(Data extracted from a collection)
>>>>>

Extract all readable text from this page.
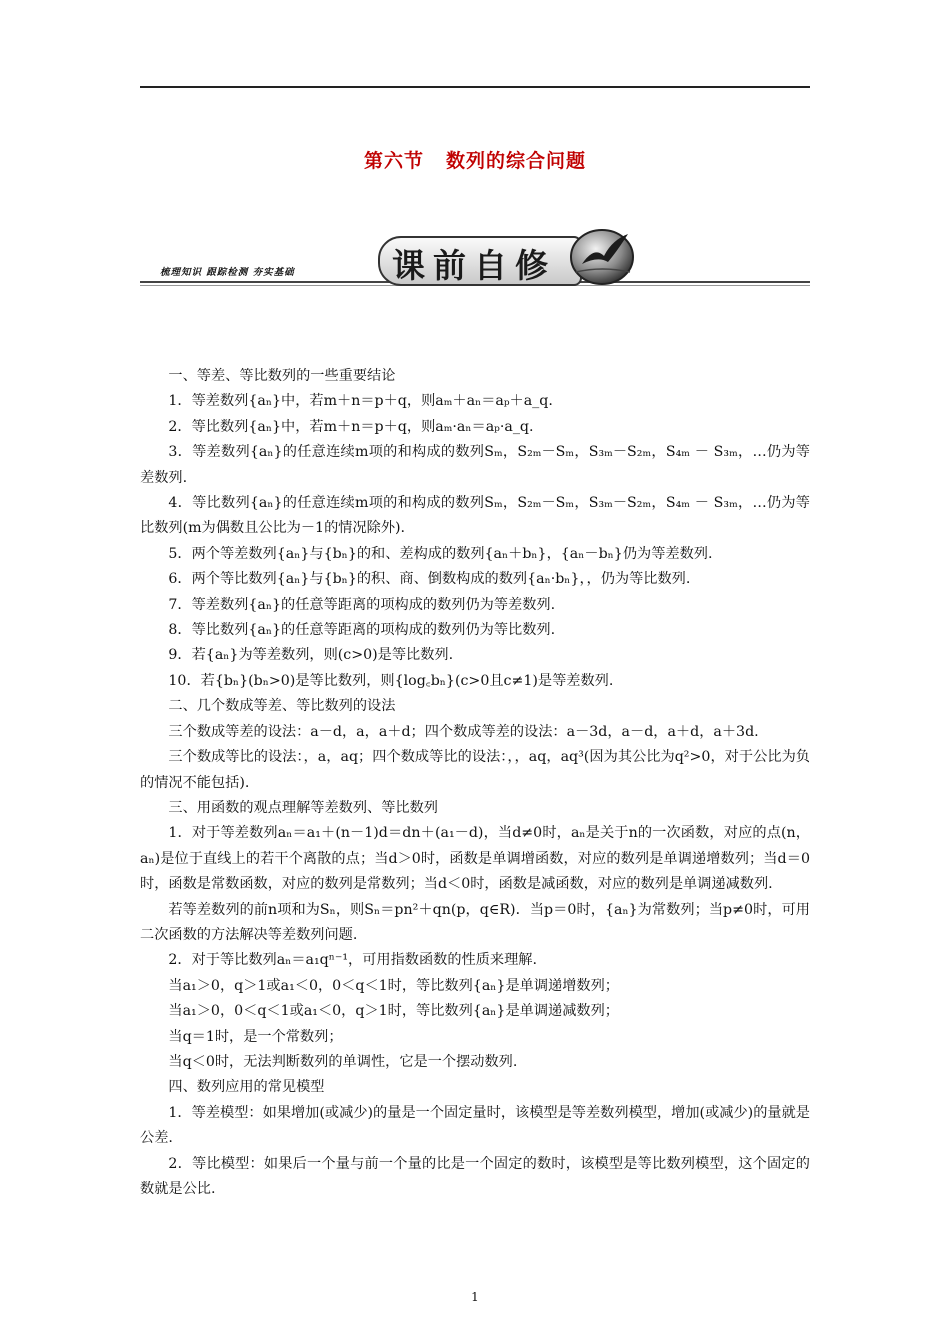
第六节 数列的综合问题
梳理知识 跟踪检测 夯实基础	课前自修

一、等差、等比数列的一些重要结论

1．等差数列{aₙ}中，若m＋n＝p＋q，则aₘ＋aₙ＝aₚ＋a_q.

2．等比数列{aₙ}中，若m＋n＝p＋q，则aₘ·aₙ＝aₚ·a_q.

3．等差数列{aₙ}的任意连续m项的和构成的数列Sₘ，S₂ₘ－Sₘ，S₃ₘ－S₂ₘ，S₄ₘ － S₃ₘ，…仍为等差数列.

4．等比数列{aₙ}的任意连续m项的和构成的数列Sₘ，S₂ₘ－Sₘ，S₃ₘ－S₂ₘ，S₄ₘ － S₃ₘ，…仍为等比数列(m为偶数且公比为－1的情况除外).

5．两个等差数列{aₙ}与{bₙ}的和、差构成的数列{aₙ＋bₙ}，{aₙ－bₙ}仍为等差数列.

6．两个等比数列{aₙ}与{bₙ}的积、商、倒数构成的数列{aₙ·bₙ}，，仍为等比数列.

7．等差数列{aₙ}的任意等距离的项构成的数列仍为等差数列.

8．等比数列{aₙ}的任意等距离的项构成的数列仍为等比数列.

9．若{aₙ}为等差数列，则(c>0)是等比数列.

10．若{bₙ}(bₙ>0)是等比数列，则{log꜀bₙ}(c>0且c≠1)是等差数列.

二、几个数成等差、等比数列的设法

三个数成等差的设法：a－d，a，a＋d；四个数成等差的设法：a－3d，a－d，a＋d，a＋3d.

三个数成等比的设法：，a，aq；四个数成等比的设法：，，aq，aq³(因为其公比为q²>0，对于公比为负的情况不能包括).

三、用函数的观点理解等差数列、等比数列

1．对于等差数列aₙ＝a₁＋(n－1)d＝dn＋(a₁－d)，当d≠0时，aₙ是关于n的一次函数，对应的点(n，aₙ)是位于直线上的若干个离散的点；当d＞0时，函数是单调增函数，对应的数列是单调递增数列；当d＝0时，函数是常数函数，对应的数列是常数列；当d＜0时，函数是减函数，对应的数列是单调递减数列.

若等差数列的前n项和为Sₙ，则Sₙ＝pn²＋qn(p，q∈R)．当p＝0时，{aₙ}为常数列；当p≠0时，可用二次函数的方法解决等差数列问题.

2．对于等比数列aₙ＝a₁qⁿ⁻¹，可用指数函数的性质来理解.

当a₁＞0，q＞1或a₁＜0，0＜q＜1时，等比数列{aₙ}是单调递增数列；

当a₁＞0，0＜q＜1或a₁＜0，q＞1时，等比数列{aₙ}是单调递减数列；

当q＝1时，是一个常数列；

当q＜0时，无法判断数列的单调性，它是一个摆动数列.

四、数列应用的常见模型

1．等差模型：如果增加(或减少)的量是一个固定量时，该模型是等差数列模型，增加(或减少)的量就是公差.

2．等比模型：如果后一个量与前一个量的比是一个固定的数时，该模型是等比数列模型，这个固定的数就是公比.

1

<<<<<
>>>>>

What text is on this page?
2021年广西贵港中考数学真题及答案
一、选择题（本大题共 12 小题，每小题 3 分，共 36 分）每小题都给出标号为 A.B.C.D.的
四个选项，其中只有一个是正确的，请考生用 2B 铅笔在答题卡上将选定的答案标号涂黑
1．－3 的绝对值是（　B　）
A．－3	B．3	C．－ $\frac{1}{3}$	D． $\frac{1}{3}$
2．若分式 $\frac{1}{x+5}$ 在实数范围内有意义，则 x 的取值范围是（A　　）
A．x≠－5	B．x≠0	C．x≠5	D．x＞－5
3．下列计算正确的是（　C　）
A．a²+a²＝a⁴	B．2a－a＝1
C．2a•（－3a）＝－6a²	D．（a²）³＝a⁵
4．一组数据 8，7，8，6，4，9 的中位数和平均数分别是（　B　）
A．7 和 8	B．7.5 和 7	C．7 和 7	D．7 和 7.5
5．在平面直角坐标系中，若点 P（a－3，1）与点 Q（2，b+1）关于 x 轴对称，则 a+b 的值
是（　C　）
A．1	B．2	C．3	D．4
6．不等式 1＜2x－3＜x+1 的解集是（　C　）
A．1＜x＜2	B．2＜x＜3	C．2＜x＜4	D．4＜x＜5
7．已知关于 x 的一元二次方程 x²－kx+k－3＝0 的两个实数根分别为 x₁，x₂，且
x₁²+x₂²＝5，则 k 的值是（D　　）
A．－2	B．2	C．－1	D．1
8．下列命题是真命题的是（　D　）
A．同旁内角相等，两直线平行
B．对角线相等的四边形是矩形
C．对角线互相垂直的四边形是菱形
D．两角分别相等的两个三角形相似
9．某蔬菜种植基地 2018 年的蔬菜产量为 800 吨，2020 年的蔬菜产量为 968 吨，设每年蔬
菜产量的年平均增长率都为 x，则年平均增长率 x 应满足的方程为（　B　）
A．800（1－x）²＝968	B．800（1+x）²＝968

<<<<<
>>>>>

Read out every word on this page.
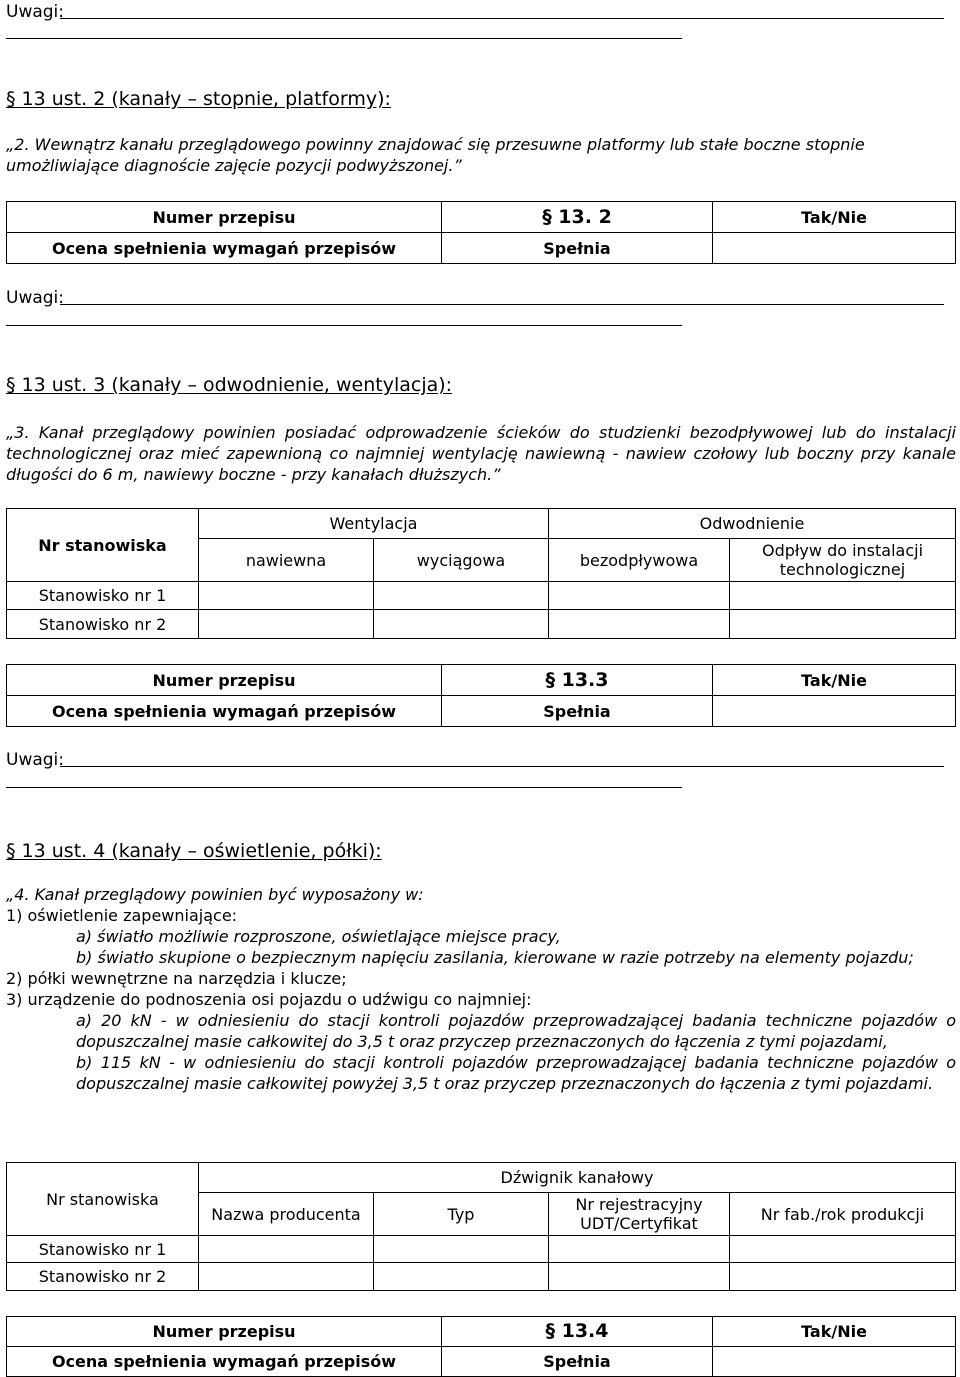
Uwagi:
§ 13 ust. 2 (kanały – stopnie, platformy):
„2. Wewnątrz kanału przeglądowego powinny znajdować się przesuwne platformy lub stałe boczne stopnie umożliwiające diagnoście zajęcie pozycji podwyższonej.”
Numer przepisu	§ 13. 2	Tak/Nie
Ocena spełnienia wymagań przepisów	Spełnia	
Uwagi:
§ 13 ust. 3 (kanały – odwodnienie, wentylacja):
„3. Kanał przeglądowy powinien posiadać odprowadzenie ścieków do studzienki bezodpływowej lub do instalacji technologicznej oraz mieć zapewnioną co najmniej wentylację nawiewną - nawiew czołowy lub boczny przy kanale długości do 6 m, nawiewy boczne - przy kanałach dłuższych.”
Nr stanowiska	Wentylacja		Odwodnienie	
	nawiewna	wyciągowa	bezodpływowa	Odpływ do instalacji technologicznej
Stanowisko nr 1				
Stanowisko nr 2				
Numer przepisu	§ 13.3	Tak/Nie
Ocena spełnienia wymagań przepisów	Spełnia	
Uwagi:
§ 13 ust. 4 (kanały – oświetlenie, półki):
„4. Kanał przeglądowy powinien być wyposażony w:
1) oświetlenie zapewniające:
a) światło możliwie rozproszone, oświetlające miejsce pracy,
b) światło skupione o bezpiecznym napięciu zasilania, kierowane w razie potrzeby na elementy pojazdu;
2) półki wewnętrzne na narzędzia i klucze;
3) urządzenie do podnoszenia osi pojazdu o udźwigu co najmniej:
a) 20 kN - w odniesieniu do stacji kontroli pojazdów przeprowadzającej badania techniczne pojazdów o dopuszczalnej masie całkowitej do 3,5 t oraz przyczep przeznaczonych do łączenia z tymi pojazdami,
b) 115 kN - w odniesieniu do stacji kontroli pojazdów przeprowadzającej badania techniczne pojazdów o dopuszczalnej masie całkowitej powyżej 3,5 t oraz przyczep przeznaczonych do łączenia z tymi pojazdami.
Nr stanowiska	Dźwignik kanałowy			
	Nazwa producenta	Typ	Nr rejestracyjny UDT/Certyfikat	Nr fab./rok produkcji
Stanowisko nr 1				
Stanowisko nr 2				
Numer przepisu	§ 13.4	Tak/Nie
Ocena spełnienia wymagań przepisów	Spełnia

<<<<<

## What to work on
Take every line from the data above that holds "przeprowadzającej" and copy it out.

## Solved problem
a) 20 kN - w odniesieniu do stacji kontroli pojazdów przeprowadzającej badania techniczne pojazdów o dopuszczalnej masie całkowitej do 3,5 t oraz przyczep przeznaczonych do łączenia z tymi pojazdami,
b) 115 kN - w odniesieniu do stacji kontroli pojazdów przeprowadzającej badania techniczne pojazdów o dopuszczalnej masie całkowitej powyżej 3,5 t oraz przyczep przeznaczonych do łączenia z tymi pojazdami.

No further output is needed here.